Long and colleagues conducted a retrospective study to determine clinical factors and potential time-dependent predictors associated with 3-year outcomes in the pooled population of patients treated with dabrafenib plus trametinib in both studies.

The analysis included 563 treatment-naive patients assigned to receive 150 mg dabrafenib twice daily in combination with 2 mg trametinib once daily in both the COMBI-d (n = 211) and COMBI-v (n = 352) trials.

Progression or death occurred in 71% of patients in the COMBI-d trial and 54% of patients in the COMBI-v trial.

In total, 373 patients had a median PFS of 6 months or more, with a median follow-up of 36.2 months.

The pooled population demonstrated a median PFS of 11.1 months and median OS of 26.2 months.

Three-year PFS was 23% in the COMBI-d trial and 44% in the COMBI-v trial.

Multivariate analyses showed PFS and OS were associated with:

  • age (PFS, HR for 10-year increment = 0.92; 95% CI, 0.86-0.99; OS, HR = 0.91; 95% CI, 0.83-0.99);
  • ECOG performance status (PFS, HR for 0 vs. ≥ 1 = 0.58; 95% CI, 0.47-0.72; OS, HR = 0.4; 95% CI, 0.32-0.51);
  • sex (PFS, HR for female vs. male = 0.79; 95% CI, 0.65-0.97; OS, HR = 0.69; 95% CI, 0.55-0.87); number of organ sites with metastases (PFS, HR for < 3 vs. ≥ 3 = 0.54; 95% CI, 0.44-0.65; OS, HR = 0.41; 95% CI, 0.32-0.52); and
  • LDH level (normal vs. ≥ 2 times upper limit of normal [ULN]: PFS, HR = 0.24; 95% CI, 0.18-0.32; OS, HR = 0.17; 95% CI, 0.12-0.23; ≥ 1 to < 2 times ULN vs. ≥ 2 times ULN: PFS, HR = 0.49; 95% CI, 0.35-0.68; OS, HR = 0.4; 95% CI, 0.28-0.56).

Researchers noted baseline LDH, sum of target lesion diameters and number of organ sites with metastasis most influenced progression. Median PFS was longest in patients with normal LDH, sum of target lesion diameters smaller than 66 mm, and fewer than three organ sites (24 months; 95% CI, 19.8-34.5) and shortest in patients with LDH two or more times greater than the ULN (5.5; 95% CI, 4.3-6.2).

Patients in the best prognostic group demonstrated a 3-year PFS of 42%.

Baseline LDH level was the only predictive factor for OS. A greater proportion of patients with normal LDH achieved OS than patients with elevated LDH at 2 years (66% vs. 27%) and 3 years (55% vs. 22%).

Of the patients who were progression free at 6 months, 71% had normal LDH and 77% had an ECOG performance status of 0. Median target lesion size was 17 mm.

Patients with normal LDH at baseline but elevated LDH at 6 months demonstrated worse outcomes with extended follow-up than patients who maintained normal levels (median PFS, 21.4 months vs. 23.9 months). Patients with elevated LDH levels at baseline had shorter median PFS, regardless of whether their LDH levels returned to normal at 6 months (12.9 months) or remained elevated (11.1 months).

**Records provided**.
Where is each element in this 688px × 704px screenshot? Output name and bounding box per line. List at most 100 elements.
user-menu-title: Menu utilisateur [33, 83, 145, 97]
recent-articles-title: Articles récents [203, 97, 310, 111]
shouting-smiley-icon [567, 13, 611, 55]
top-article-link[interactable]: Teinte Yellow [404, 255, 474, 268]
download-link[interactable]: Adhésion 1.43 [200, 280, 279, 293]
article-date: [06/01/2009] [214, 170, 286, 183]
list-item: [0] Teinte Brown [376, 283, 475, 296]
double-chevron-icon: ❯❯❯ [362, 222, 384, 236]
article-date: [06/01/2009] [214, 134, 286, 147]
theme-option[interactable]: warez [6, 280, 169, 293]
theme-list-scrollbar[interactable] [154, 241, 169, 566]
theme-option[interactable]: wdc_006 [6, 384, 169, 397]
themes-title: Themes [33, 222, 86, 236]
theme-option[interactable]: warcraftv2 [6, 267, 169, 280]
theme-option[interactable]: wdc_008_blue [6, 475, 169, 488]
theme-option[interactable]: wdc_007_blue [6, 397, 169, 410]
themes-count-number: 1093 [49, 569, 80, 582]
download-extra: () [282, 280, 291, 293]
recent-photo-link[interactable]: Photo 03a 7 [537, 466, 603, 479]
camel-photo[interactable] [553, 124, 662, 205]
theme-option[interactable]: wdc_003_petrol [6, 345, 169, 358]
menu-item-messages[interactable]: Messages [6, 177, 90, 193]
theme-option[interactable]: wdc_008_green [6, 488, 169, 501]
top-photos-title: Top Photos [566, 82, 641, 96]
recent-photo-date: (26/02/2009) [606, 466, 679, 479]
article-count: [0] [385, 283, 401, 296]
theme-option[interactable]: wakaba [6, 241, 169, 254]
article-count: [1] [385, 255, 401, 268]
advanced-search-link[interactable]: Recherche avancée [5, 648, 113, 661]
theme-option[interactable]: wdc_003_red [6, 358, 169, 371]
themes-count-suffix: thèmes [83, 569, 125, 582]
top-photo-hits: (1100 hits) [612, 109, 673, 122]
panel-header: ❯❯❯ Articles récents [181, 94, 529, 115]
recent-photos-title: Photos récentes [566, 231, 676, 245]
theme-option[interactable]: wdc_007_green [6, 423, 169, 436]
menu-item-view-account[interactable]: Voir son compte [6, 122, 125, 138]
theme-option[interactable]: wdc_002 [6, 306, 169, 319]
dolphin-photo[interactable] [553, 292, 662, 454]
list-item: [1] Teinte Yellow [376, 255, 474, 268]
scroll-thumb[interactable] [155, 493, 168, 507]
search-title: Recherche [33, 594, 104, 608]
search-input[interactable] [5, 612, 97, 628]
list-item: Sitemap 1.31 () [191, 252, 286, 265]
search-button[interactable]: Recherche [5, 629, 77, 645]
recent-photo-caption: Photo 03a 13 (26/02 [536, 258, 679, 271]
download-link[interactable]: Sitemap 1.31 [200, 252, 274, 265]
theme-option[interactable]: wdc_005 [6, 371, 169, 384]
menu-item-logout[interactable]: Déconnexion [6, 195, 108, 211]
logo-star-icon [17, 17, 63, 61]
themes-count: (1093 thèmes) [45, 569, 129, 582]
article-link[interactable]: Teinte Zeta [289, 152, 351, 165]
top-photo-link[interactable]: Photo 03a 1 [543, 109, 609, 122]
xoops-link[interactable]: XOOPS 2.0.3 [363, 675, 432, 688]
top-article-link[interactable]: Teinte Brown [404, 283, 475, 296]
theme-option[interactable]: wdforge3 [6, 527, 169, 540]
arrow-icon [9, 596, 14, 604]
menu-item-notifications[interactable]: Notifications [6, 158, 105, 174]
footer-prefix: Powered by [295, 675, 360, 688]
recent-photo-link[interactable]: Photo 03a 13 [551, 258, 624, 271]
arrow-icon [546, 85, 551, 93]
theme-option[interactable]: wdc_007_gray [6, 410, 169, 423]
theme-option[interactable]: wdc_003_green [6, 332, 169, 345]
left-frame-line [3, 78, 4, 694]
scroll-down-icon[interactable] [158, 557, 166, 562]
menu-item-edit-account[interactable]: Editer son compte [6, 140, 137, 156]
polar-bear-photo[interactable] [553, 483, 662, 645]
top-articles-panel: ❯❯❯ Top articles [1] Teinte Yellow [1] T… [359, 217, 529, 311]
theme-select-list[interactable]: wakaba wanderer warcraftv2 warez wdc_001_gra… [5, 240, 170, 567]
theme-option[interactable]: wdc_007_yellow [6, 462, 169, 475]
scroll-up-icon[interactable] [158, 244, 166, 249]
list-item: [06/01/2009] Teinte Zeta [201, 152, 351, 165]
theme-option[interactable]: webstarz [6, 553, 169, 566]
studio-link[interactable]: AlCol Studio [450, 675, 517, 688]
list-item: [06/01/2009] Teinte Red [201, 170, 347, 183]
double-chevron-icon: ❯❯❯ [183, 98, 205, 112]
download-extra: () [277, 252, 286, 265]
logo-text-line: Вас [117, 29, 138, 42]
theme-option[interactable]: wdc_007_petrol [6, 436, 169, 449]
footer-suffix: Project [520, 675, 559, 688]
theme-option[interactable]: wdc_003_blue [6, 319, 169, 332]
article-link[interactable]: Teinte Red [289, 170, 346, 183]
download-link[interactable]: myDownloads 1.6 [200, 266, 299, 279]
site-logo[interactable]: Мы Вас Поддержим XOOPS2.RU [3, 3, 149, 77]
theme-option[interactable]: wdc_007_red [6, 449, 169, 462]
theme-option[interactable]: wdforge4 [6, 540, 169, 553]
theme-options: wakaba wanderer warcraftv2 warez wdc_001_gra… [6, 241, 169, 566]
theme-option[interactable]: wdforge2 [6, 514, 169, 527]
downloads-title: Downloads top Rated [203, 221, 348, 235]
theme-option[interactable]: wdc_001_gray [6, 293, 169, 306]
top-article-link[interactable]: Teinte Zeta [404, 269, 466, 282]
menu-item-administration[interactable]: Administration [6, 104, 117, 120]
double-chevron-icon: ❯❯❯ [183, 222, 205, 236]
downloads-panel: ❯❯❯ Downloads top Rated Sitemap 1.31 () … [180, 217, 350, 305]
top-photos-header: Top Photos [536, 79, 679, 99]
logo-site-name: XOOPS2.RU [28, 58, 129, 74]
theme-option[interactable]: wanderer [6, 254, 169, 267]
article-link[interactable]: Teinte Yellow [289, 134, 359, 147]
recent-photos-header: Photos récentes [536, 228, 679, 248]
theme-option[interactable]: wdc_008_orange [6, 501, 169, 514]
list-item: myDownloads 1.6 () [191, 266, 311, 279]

**Instructions to follow**.
Answer these questions from the text on dabrafenib plus trametinib:
1. How many patients from the COMBI-v trial were included in the analysis?
2. What was the median OS of the pooled population?
3. At 3 years, what proportion of patients with normal LDH achieved OS?
The entries can be set aside; nothing here depends on them.

**Exercise answer**.
1. 352
2. 26.2 months
3. 55%